Stored entries:
>> Start
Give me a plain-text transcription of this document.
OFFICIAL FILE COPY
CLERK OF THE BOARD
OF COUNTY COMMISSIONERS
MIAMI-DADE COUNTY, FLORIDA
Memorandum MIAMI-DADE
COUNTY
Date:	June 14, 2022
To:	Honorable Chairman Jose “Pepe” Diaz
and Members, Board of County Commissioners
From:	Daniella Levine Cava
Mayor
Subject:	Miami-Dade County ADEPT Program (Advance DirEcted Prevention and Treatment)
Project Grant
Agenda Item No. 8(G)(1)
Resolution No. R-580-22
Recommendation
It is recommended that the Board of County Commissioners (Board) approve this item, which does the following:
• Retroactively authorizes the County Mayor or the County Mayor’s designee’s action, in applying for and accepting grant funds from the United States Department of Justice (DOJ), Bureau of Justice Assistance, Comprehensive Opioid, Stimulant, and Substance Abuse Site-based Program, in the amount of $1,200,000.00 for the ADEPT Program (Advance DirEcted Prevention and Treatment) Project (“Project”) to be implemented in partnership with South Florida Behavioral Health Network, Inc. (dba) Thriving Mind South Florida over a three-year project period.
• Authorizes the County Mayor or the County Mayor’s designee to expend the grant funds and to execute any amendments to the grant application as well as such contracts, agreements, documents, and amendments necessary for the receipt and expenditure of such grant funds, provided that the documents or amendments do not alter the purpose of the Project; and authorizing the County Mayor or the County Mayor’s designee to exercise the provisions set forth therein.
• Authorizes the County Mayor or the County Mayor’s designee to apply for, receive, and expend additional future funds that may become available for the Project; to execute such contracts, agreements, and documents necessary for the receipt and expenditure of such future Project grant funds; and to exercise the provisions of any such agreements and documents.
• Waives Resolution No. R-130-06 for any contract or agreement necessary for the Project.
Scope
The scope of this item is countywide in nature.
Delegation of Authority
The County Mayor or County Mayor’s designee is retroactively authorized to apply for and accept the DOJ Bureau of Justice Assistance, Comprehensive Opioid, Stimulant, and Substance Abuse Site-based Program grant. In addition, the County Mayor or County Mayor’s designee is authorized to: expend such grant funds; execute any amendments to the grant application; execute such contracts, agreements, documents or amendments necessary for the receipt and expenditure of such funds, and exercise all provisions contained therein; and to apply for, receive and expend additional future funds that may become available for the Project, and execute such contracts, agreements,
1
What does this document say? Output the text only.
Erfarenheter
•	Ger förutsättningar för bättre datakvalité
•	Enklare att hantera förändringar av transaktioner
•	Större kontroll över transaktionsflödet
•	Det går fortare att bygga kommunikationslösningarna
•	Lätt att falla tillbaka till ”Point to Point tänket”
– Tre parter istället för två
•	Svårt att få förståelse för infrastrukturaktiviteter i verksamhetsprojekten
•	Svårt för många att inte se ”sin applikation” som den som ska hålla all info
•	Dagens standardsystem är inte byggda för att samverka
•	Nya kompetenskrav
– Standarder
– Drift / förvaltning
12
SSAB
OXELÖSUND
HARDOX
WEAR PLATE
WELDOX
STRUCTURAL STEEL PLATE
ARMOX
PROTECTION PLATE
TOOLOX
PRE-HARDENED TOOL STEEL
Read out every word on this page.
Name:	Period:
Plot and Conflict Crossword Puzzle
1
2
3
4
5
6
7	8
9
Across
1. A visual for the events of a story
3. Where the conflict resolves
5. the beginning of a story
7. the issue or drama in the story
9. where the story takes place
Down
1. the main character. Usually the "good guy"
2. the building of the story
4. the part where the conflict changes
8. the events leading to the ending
>> End
### SET EXERCISE:
Go back to the data above and please quote exactly, and only, the lines from the line with "Read out every word on this page." through its last line.

### ANSWER BELOW:
Read out every word on this page.
Name:	Period:
Plot and Conflict Crossword Puzzle
1
2
3
4
5
6
7	8
9
Across
1. A visual for the events of a story
3. Where the conflict resolves
5. the beginning of a story
7. the issue or drama in the story
9. where the story takes place
Down
1. the main character. Usually the "good guy"
2. the building of the story
4. the part where the conflict changes
8. the events leading to the ending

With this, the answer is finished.